**DATA TO PROCESS**:
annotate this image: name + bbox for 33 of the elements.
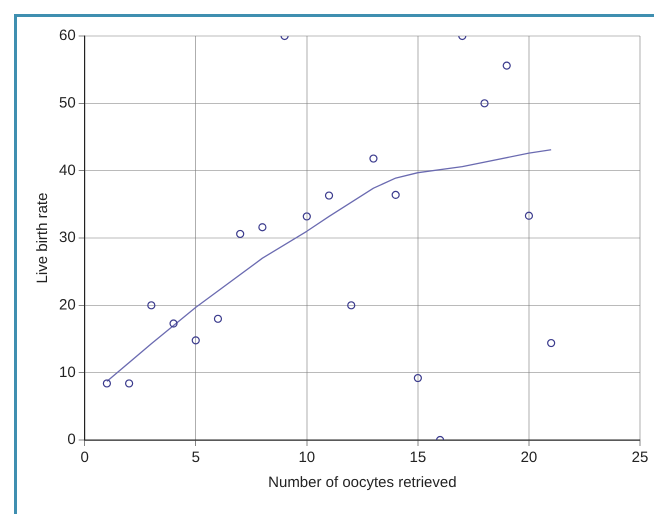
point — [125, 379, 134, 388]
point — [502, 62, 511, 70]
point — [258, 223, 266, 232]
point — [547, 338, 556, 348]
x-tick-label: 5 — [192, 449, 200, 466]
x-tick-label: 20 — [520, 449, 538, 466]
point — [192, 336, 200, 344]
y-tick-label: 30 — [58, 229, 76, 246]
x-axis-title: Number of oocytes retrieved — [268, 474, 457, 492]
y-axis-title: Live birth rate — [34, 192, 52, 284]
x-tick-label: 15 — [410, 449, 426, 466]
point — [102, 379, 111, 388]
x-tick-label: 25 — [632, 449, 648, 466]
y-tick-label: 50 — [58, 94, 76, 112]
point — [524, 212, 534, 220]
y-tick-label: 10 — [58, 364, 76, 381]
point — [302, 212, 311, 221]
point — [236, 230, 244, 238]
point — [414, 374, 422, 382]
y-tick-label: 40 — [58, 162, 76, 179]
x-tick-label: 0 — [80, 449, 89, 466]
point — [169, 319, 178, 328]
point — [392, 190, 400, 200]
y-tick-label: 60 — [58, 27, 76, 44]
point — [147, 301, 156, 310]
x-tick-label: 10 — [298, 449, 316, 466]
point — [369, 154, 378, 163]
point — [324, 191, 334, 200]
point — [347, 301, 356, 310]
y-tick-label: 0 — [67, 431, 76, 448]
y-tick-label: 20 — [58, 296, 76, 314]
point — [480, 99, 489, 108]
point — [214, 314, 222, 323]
==
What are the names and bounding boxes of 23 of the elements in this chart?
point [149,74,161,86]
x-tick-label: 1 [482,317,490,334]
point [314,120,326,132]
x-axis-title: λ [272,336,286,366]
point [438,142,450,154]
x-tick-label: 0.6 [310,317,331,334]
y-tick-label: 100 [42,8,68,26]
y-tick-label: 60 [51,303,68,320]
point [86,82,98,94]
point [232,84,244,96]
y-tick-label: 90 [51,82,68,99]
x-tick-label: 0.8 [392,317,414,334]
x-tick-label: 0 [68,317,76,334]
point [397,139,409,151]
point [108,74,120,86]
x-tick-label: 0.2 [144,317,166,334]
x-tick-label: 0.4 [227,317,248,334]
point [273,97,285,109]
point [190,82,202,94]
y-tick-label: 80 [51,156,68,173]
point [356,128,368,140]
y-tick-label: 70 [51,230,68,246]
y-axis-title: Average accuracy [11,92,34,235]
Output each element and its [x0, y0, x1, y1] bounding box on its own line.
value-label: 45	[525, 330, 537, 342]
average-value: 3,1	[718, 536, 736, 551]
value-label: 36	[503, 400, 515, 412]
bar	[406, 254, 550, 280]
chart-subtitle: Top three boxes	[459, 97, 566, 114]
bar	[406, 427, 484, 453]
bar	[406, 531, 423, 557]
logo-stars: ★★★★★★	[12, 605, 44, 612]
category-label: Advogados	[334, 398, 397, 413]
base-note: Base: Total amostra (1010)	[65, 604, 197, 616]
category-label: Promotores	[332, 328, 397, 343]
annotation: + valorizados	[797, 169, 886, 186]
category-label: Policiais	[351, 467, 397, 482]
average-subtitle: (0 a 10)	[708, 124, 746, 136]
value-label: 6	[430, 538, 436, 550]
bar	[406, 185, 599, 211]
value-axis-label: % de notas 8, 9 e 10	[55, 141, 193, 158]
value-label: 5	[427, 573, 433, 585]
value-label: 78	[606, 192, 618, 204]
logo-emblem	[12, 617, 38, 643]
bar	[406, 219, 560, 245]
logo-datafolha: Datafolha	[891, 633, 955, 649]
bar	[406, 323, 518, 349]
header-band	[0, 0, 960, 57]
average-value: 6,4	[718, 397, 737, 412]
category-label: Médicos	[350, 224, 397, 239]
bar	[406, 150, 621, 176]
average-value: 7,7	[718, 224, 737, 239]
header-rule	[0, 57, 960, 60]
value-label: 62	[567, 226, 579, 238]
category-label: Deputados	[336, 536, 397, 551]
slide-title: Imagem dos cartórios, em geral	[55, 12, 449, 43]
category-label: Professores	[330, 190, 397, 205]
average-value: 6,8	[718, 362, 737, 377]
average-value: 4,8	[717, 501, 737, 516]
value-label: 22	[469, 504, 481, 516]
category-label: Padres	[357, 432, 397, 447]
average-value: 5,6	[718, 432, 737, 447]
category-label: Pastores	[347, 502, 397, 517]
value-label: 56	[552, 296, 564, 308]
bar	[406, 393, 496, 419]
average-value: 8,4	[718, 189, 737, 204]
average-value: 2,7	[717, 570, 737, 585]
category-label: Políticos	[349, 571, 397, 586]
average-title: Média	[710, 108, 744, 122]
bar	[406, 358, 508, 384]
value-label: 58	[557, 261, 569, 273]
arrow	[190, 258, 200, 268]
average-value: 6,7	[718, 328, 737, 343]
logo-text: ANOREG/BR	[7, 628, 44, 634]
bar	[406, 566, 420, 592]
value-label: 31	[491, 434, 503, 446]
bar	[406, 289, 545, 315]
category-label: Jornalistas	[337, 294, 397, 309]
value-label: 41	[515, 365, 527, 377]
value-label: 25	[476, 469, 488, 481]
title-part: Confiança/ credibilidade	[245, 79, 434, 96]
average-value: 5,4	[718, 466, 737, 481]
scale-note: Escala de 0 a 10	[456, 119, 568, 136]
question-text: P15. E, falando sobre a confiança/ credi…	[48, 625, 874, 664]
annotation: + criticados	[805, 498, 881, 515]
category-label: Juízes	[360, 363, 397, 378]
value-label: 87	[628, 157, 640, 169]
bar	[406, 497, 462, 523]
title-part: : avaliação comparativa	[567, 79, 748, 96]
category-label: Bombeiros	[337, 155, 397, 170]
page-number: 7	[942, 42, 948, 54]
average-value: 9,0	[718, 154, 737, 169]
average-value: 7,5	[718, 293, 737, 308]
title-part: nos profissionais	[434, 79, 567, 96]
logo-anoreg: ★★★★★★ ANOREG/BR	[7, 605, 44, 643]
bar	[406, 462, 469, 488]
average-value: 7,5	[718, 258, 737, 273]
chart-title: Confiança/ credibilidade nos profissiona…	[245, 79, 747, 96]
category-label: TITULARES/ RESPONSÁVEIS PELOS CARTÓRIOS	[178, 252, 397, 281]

**WHAT YOU HAVE TO DO**: Select and copy every line of the entries above that contains the string "header".

**THE REPLY**:
header-band	[0, 0, 960, 57]
header-rule	[0, 57, 960, 60]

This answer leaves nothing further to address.